### Objective
Present every line in which the string "Temperatura" appears.

### The data
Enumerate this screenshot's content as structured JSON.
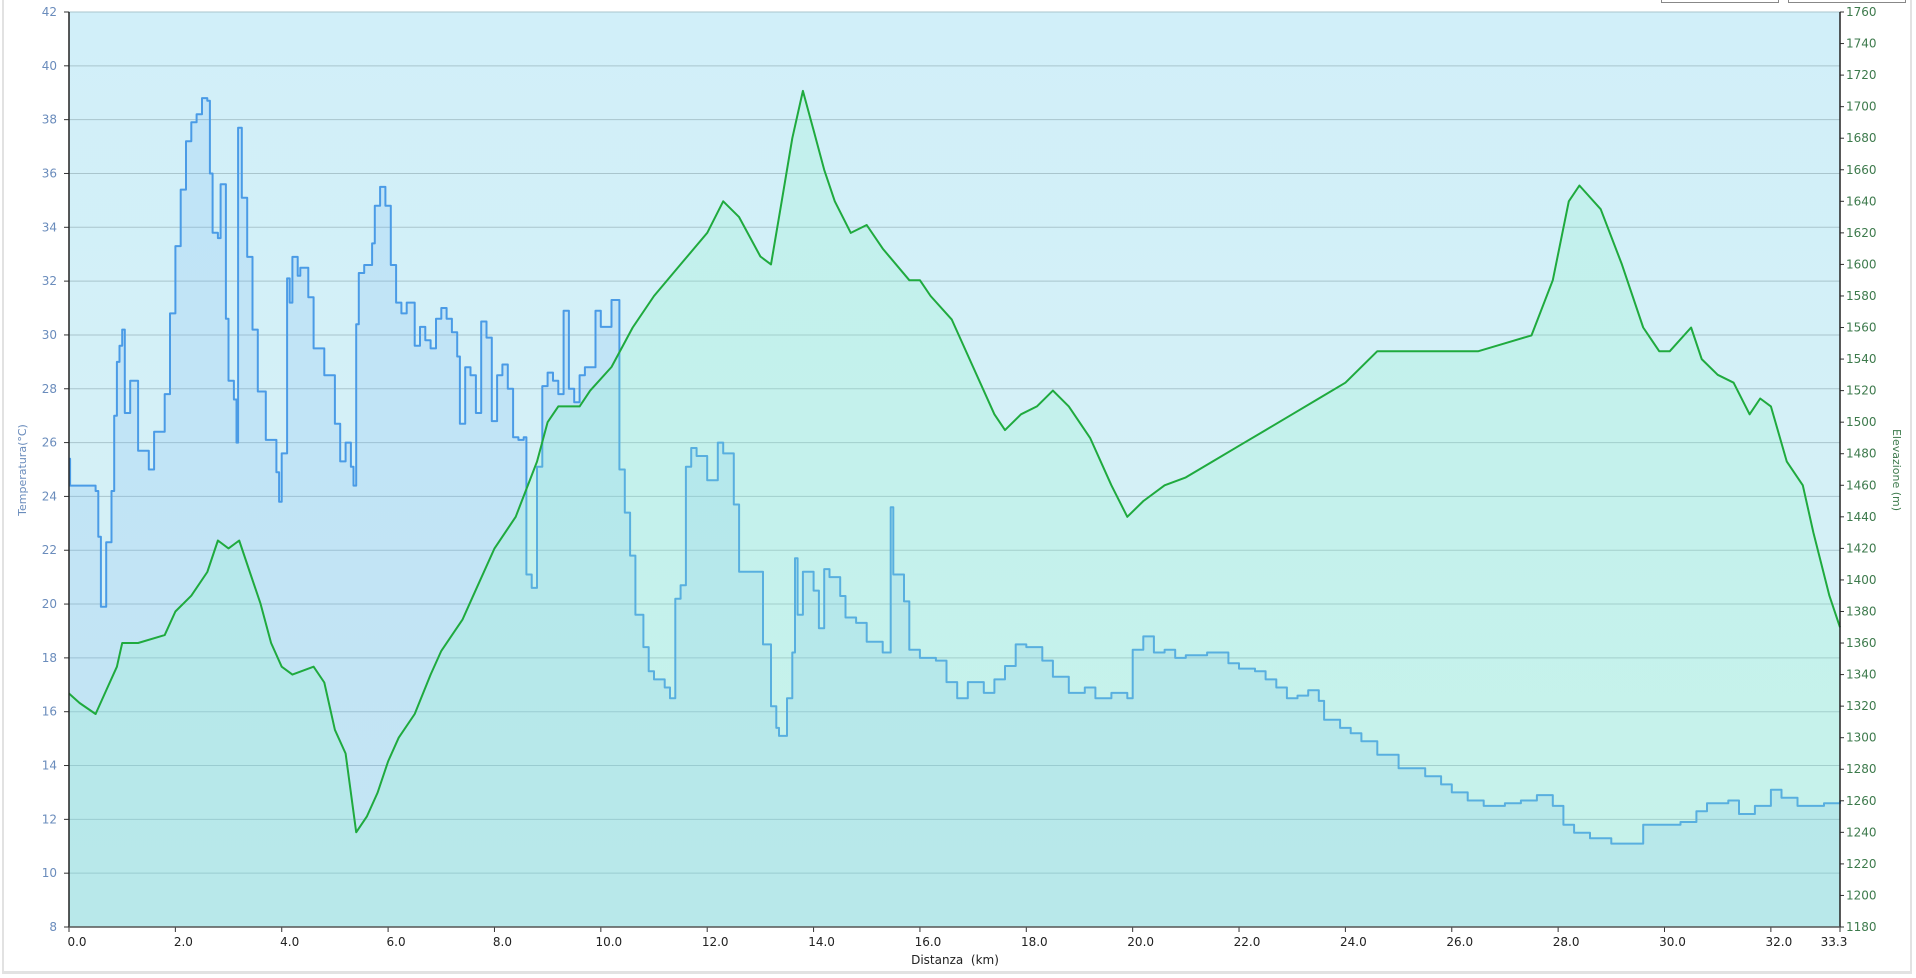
{
  "chart_data": {
    "type": "line",
    "title": "",
    "xlabel": "Distanza  (km)",
    "ylabel": "Temperatura(°C)",
    "y2label": "Elevazione (m)",
    "xlim": [
      0,
      33.3
    ],
    "ylim": [
      8,
      42
    ],
    "y2lim": [
      1180,
      1760
    ],
    "x_ticks": [
      "0.0",
      "2.0",
      "4.0",
      "6.0",
      "8.0",
      "10.0",
      "12.0",
      "14.0",
      "16.0",
      "18.0",
      "20.0",
      "22.0",
      "24.0",
      "26.0",
      "28.0",
      "30.0",
      "32.0",
      "33.3"
    ],
    "y_ticks": [
      8,
      10,
      12,
      14,
      16,
      18,
      20,
      22,
      24,
      26,
      28,
      30,
      32,
      34,
      36,
      38,
      40,
      42
    ],
    "y2_ticks": [
      1180,
      1200,
      1220,
      1240,
      1260,
      1280,
      1300,
      1320,
      1340,
      1360,
      1380,
      1400,
      1420,
      1440,
      1460,
      1480,
      1500,
      1520,
      1540,
      1560,
      1580,
      1600,
      1620,
      1640,
      1660,
      1680,
      1700,
      1720,
      1740,
      1760
    ],
    "grid": true,
    "colors": {
      "temperature": "#4a9be6",
      "elevation": "#1faa3e",
      "bg_top": "#d1eff9",
      "bg_bottom": "#d7f1f4",
      "grid": "#a9c5cd"
    },
    "series": [
      {
        "name": "Temperatura",
        "axis": "left",
        "step": true,
        "x": [
          0,
          0.02,
          0.5,
          0.55,
          0.6,
          0.7,
          0.8,
          0.85,
          0.9,
          0.95,
          1.0,
          1.05,
          1.15,
          1.3,
          1.5,
          1.6,
          1.8,
          1.9,
          2.0,
          2.1,
          2.2,
          2.3,
          2.4,
          2.5,
          2.6,
          2.65,
          2.7,
          2.8,
          2.85,
          2.95,
          3.0,
          3.1,
          3.15,
          3.18,
          3.25,
          3.35,
          3.45,
          3.55,
          3.7,
          3.9,
          3.95,
          4.0,
          4.1,
          4.15,
          4.2,
          4.3,
          4.35,
          4.5,
          4.6,
          4.8,
          5.0,
          5.1,
          5.2,
          5.3,
          5.35,
          5.4,
          5.45,
          5.55,
          5.7,
          5.75,
          5.85,
          5.95,
          6.05,
          6.15,
          6.25,
          6.35,
          6.5,
          6.6,
          6.7,
          6.8,
          6.9,
          7.0,
          7.1,
          7.2,
          7.3,
          7.35,
          7.45,
          7.55,
          7.65,
          7.75,
          7.85,
          7.95,
          8.05,
          8.15,
          8.25,
          8.35,
          8.45,
          8.55,
          8.6,
          8.7,
          8.8,
          8.9,
          9.0,
          9.1,
          9.2,
          9.3,
          9.4,
          9.5,
          9.6,
          9.7,
          9.9,
          10.0,
          10.2,
          10.35,
          10.45,
          10.55,
          10.65,
          10.8,
          10.9,
          11.0,
          11.2,
          11.3,
          11.4,
          11.5,
          11.6,
          11.7,
          11.8,
          12.0,
          12.2,
          12.3,
          12.5,
          12.6,
          12.9,
          13.05,
          13.2,
          13.3,
          13.35,
          13.5,
          13.6,
          13.65,
          13.7,
          13.8,
          14.0,
          14.1,
          14.2,
          14.3,
          14.5,
          14.6,
          14.8,
          15.0,
          15.3,
          15.45,
          15.5,
          15.7,
          15.8,
          16.0,
          16.3,
          16.5,
          16.7,
          16.9,
          17.2,
          17.4,
          17.6,
          17.8,
          18.0,
          18.3,
          18.5,
          18.8,
          19.1,
          19.3,
          19.6,
          19.9,
          20.0,
          20.2,
          20.4,
          20.6,
          20.8,
          21.0,
          21.4,
          21.8,
          22.0,
          22.3,
          22.5,
          22.7,
          22.9,
          23.1,
          23.3,
          23.5,
          23.6,
          23.9,
          24.1,
          24.3,
          24.6,
          25.0,
          25.5,
          25.8,
          26.0,
          26.3,
          26.6,
          27.0,
          27.3,
          27.6,
          27.9,
          28.1,
          28.3,
          28.6,
          29.0,
          29.4,
          29.6,
          30.0,
          30.3,
          30.6,
          30.8,
          31.2,
          31.4,
          31.7,
          32.0,
          32.2,
          32.5,
          33.0,
          33.3
        ],
        "values": [
          25.4,
          24.4,
          24.2,
          22.5,
          19.9,
          22.3,
          24.2,
          27,
          29,
          29.6,
          30.2,
          27.1,
          28.3,
          25.7,
          25,
          26.4,
          27.8,
          30.8,
          33.3,
          35.4,
          37.2,
          37.9,
          38.2,
          38.8,
          38.7,
          36,
          33.8,
          33.6,
          35.6,
          30.6,
          28.3,
          27.6,
          26,
          37.7,
          35.1,
          32.9,
          30.2,
          27.9,
          26.1,
          24.9,
          23.8,
          25.6,
          32.1,
          31.2,
          32.9,
          32.2,
          32.5,
          31.4,
          29.5,
          28.5,
          26.7,
          25.3,
          26,
          25.1,
          24.4,
          30.4,
          32.3,
          32.6,
          33.4,
          34.8,
          35.5,
          34.8,
          32.6,
          31.2,
          30.8,
          31.2,
          29.6,
          30.3,
          29.8,
          29.5,
          30.6,
          31,
          30.6,
          30.1,
          29.2,
          26.7,
          28.8,
          28.5,
          27.1,
          30.5,
          29.9,
          26.8,
          28.5,
          28.9,
          28,
          26.2,
          26.1,
          26.2,
          21.1,
          20.6,
          25.1,
          28.1,
          28.6,
          28.3,
          27.8,
          30.9,
          28,
          27.5,
          28.5,
          28.8,
          30.9,
          30.3,
          31.3,
          25,
          23.4,
          21.8,
          19.6,
          18.4,
          17.5,
          17.2,
          16.9,
          16.5,
          20.2,
          20.7,
          25.1,
          25.8,
          25.5,
          24.6,
          26,
          25.6,
          23.7,
          21.2,
          21.2,
          18.5,
          16.2,
          15.4,
          15.1,
          16.5,
          18.2,
          21.7,
          19.6,
          21.2,
          20.5,
          19.1,
          21.3,
          21,
          20.3,
          19.5,
          19.3,
          18.6,
          18.2,
          23.6,
          21.1,
          20.1,
          18.3,
          18,
          17.9,
          17.1,
          16.5,
          17.1,
          16.7,
          17.2,
          17.7,
          18.5,
          18.4,
          17.9,
          17.3,
          16.7,
          16.9,
          16.5,
          16.7,
          16.5,
          18.3,
          18.8,
          18.2,
          18.3,
          18,
          18.1,
          18.2,
          17.8,
          17.6,
          17.5,
          17.2,
          16.9,
          16.5,
          16.6,
          16.8,
          16.4,
          15.7,
          15.4,
          15.2,
          14.9,
          14.4,
          13.9,
          13.6,
          13.3,
          13,
          12.7,
          12.5,
          12.6,
          12.7,
          12.9,
          12.5,
          11.8,
          11.5,
          11.3,
          11.1,
          11.1,
          11.8,
          11.8,
          11.9,
          12.3,
          12.6,
          12.7,
          12.2,
          12.5,
          13.1,
          12.8,
          12.5,
          12.6,
          12.7
        ]
      },
      {
        "name": "Elevazione",
        "axis": "right",
        "step": false,
        "x": [
          0,
          0.2,
          0.5,
          0.7,
          0.9,
          1.0,
          1.3,
          1.8,
          2.0,
          2.3,
          2.6,
          2.8,
          3.0,
          3.2,
          3.4,
          3.6,
          3.8,
          4.0,
          4.2,
          4.6,
          4.8,
          5.0,
          5.2,
          5.4,
          5.6,
          5.8,
          6.0,
          6.2,
          6.5,
          6.8,
          7.0,
          7.4,
          7.6,
          8.0,
          8.4,
          8.8,
          9.0,
          9.2,
          9.6,
          9.8,
          10.2,
          10.6,
          11.0,
          11.5,
          12.0,
          12.3,
          12.6,
          13.0,
          13.2,
          13.4,
          13.6,
          13.8,
          14.0,
          14.2,
          14.4,
          14.7,
          15.0,
          15.3,
          15.8,
          16.0,
          16.2,
          16.6,
          17.0,
          17.4,
          17.6,
          17.9,
          18.2,
          18.5,
          18.8,
          19.2,
          19.6,
          19.9,
          20.2,
          20.6,
          21.0,
          21.5,
          22.0,
          22.5,
          23.0,
          23.5,
          24.0,
          24.6,
          25.0,
          25.5,
          26.0,
          26.5,
          27.0,
          27.5,
          27.9,
          28.2,
          28.4,
          28.8,
          29.2,
          29.6,
          29.9,
          30.1,
          30.5,
          30.7,
          31.0,
          31.3,
          31.6,
          31.8,
          32.0,
          32.3,
          32.6,
          32.8,
          33.1,
          33.3
        ],
        "values": [
          1328,
          1322,
          1315,
          1330,
          1345,
          1360,
          1360,
          1365,
          1380,
          1390,
          1405,
          1425,
          1420,
          1425,
          1405,
          1385,
          1360,
          1345,
          1340,
          1345,
          1335,
          1305,
          1290,
          1240,
          1250,
          1265,
          1285,
          1300,
          1315,
          1340,
          1355,
          1375,
          1390,
          1420,
          1440,
          1475,
          1500,
          1510,
          1510,
          1520,
          1535,
          1560,
          1580,
          1600,
          1620,
          1640,
          1630,
          1605,
          1600,
          1640,
          1680,
          1710,
          1685,
          1660,
          1640,
          1620,
          1625,
          1610,
          1590,
          1590,
          1580,
          1565,
          1535,
          1505,
          1495,
          1505,
          1510,
          1520,
          1510,
          1490,
          1460,
          1440,
          1450,
          1460,
          1465,
          1475,
          1485,
          1495,
          1505,
          1515,
          1525,
          1545,
          1545,
          1545,
          1545,
          1545,
          1550,
          1555,
          1590,
          1640,
          1650,
          1635,
          1600,
          1560,
          1545,
          1545,
          1560,
          1540,
          1530,
          1525,
          1505,
          1515,
          1510,
          1475,
          1460,
          1430,
          1390,
          1370
        ]
      }
    ]
  }
}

### The output
    "ylabel": "Temperatura(°C)",
        "name": "Temperatura",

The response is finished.